» **Task to carry out**:
Gather every line in the records below that contains the word "title".

» **Material supplied**:

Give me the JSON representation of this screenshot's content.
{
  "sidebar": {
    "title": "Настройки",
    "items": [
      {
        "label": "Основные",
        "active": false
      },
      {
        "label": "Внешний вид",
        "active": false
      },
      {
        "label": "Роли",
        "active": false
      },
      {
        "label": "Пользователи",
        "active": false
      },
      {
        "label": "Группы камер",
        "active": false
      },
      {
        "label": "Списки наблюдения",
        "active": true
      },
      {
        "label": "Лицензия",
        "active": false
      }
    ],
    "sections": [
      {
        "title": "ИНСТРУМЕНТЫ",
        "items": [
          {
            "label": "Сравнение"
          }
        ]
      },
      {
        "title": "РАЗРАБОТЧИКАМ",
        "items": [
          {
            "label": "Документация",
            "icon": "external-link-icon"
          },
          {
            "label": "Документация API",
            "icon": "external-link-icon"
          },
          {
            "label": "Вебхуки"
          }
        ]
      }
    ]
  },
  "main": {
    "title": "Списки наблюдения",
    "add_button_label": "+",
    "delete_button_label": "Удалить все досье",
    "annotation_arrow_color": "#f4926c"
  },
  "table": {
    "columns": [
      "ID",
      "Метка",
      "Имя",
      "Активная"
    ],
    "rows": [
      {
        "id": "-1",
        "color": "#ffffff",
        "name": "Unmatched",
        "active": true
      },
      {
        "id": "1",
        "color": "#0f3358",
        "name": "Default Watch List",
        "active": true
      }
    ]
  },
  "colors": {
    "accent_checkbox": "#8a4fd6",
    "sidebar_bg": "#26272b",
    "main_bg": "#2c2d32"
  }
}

» **In response**:
    "title": "Настройки",
        "title": "ИНСТРУМЕНТЫ",
        "title": "РАЗРАБОТЧИКАМ",
    "title": "Списки наблюдения",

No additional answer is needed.